> **Given request**
Quote all of the data exactly as given. Skip every picture it contains.
** Begin Supplied material **
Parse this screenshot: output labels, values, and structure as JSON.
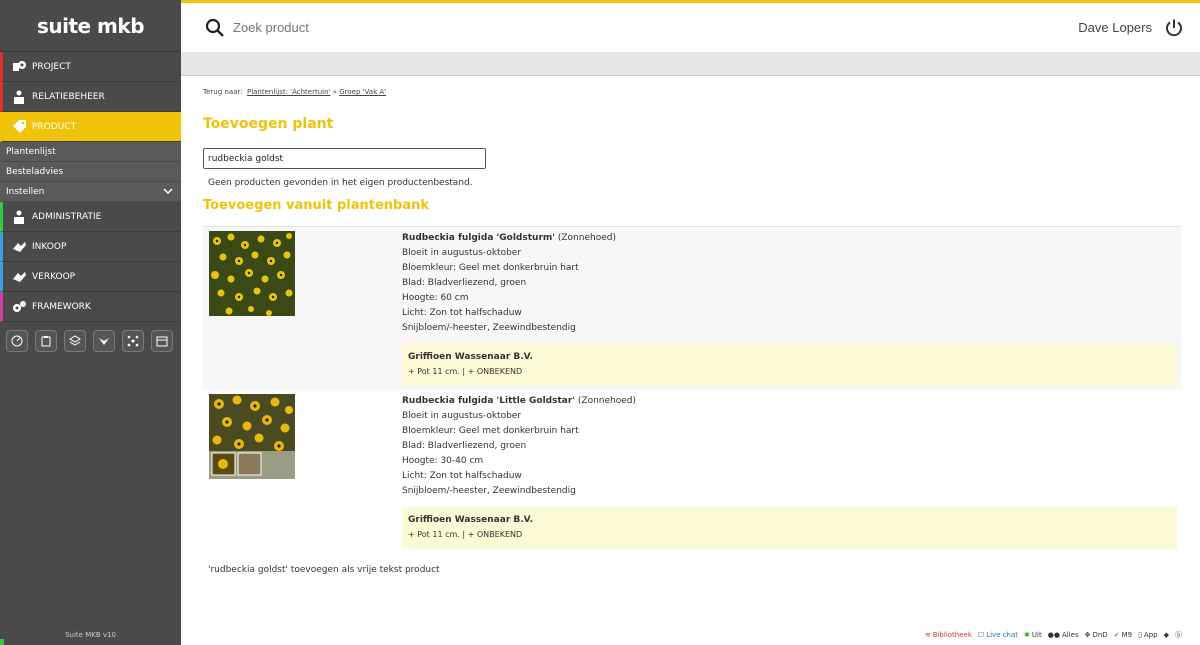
{
  "app": {
    "logo": "suite mkb",
    "version": "Suite MKB v10"
  },
  "sidebar": {
    "items": [
      {
        "label": "PROJECT",
        "color": "#e03030"
      },
      {
        "label": "RELATIEBEHEER",
        "color": "#e03030"
      },
      {
        "label": "PRODUCT",
        "color": "#f0c20a"
      },
      {
        "label": "ADMINISTRATIE",
        "color": "#2ecc40"
      },
      {
        "label": "INKOOP",
        "color": "#3aa0e0"
      },
      {
        "label": "VERKOOP",
        "color": "#3aa0e0"
      },
      {
        "label": "FRAMEWORK",
        "color": "#d040a0"
      }
    ],
    "sub": [
      "Plantenlijst",
      "Besteladvies",
      "Instellen"
    ]
  },
  "topbar": {
    "search_placeholder": "Zoek product",
    "user": "Dave Lopers"
  },
  "breadcrumb": {
    "prefix": "Terug naar:",
    "link1": "Plantenlijst: 'Achtertuin'",
    "sep": "»",
    "link2": "Groep 'Vak A'"
  },
  "main": {
    "title": "Toevoegen plant",
    "input_value": "rudbeckia goldst",
    "no_results": "Geen producten gevonden in het eigen productenbestand.",
    "subtitle": "Toevoegen vanuit plantenbank",
    "free_text": "'rudbeckia goldst' toevoegen als vrije tekst product"
  },
  "results": [
    {
      "name_bold": "Rudbeckia fulgida 'Goldsturm'",
      "name_rest": " (Zonnehoed)",
      "lines": [
        "Bloeit in augustus-oktober",
        "Bloemkleur: Geel met donkerbruin hart",
        "Blad: Bladverliezend, groen",
        "Hoogte: 60 cm",
        "Licht: Zon tot halfschaduw",
        "Snijbloem/-heester, Zeewindbestendig"
      ],
      "supplier": "Griffioen Wassenaar B.V.",
      "opt1": "Pot 11 cm.",
      "opt2": "ONBEKEND"
    },
    {
      "name_bold": "Rudbeckia fulgida 'Little Goldstar'",
      "name_rest": " (Zonnehoed)",
      "lines": [
        "Bloeit in augustus-oktober",
        "Bloemkleur: Geel met donkerbruin hart",
        "Blad: Bladverliezend, groen",
        "Hoogte: 30-40 cm",
        "Licht: Zon tot halfschaduw",
        "Snijbloem/-heester, Zeewindbestendig"
      ],
      "supplier": "Griffioen Wassenaar B.V.",
      "opt1": "Pot 11 cm.",
      "opt2": "ONBEKEND"
    }
  ],
  "footer": {
    "bibliotheek": "Bibliotheek",
    "livechat": "Live chat",
    "uit": "Uit",
    "alles": "Alles",
    "dnd": "DnD",
    "m9": "M9",
    "app": "App"
  }
}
** End Supplied material **
> **Response to the task**
Parse this screenshot: output labels, values, and structure as JSON.
{
  "app": {
    "logo": "suite mkb",
    "version": "Suite MKB v10"
  },
  "sidebar": {
    "items": [
      {
        "label": "PROJECT",
        "color": "#e03030"
      },
      {
        "label": "RELATIEBEHEER",
        "color": "#e03030"
      },
      {
        "label": "PRODUCT",
        "color": "#f0c20a"
      },
      {
        "label": "ADMINISTRATIE",
        "color": "#2ecc40"
      },
      {
        "label": "INKOOP",
        "color": "#3aa0e0"
      },
      {
        "label": "VERKOOP",
        "color": "#3aa0e0"
      },
      {
        "label": "FRAMEWORK",
        "color": "#d040a0"
      }
    ],
    "sub": [
      "Plantenlijst",
      "Besteladvies",
      "Instellen"
    ]
  },
  "topbar": {
    "search_placeholder": "Zoek product",
    "user": "Dave Lopers"
  },
  "breadcrumb": {
    "prefix": "Terug naar:",
    "link1": "Plantenlijst: 'Achtertuin'",
    "sep": "»",
    "link2": "Groep 'Vak A'"
  },
  "main": {
    "title": "Toevoegen plant",
    "input_value": "rudbeckia goldst",
    "no_results": "Geen producten gevonden in het eigen productenbestand.",
    "subtitle": "Toevoegen vanuit plantenbank",
    "free_text": "'rudbeckia goldst' toevoegen als vrije tekst product"
  },
  "results": [
    {
      "name_bold": "Rudbeckia fulgida 'Goldsturm'",
      "name_rest": " (Zonnehoed)",
      "lines": [
        "Bloeit in augustus-oktober",
        "Bloemkleur: Geel met donkerbruin hart",
        "Blad: Bladverliezend, groen",
        "Hoogte: 60 cm",
        "Licht: Zon tot halfschaduw",
        "Snijbloem/-heester, Zeewindbestendig"
      ],
      "supplier": "Griffioen Wassenaar B.V.",
      "opt1": "Pot 11 cm.",
      "opt2": "ONBEKEND"
    },
    {
      "name_bold": "Rudbeckia fulgida 'Little Goldstar'",
      "name_rest": " (Zonnehoed)",
      "lines": [
        "Bloeit in augustus-oktober",
        "Bloemkleur: Geel met donkerbruin hart",
        "Blad: Bladverliezend, groen",
        "Hoogte: 30-40 cm",
        "Licht: Zon tot halfschaduw",
        "Snijbloem/-heester, Zeewindbestendig"
      ],
      "supplier": "Griffioen Wassenaar B.V.",
      "opt1": "Pot 11 cm.",
      "opt2": "ONBEKEND"
    }
  ],
  "footer": {
    "bibliotheek": "Bibliotheek",
    "livechat": "Live chat",
    "uit": "Uit",
    "alles": "Alles",
    "dnd": "DnD",
    "m9": "M9",
    "app": "App"
  }
}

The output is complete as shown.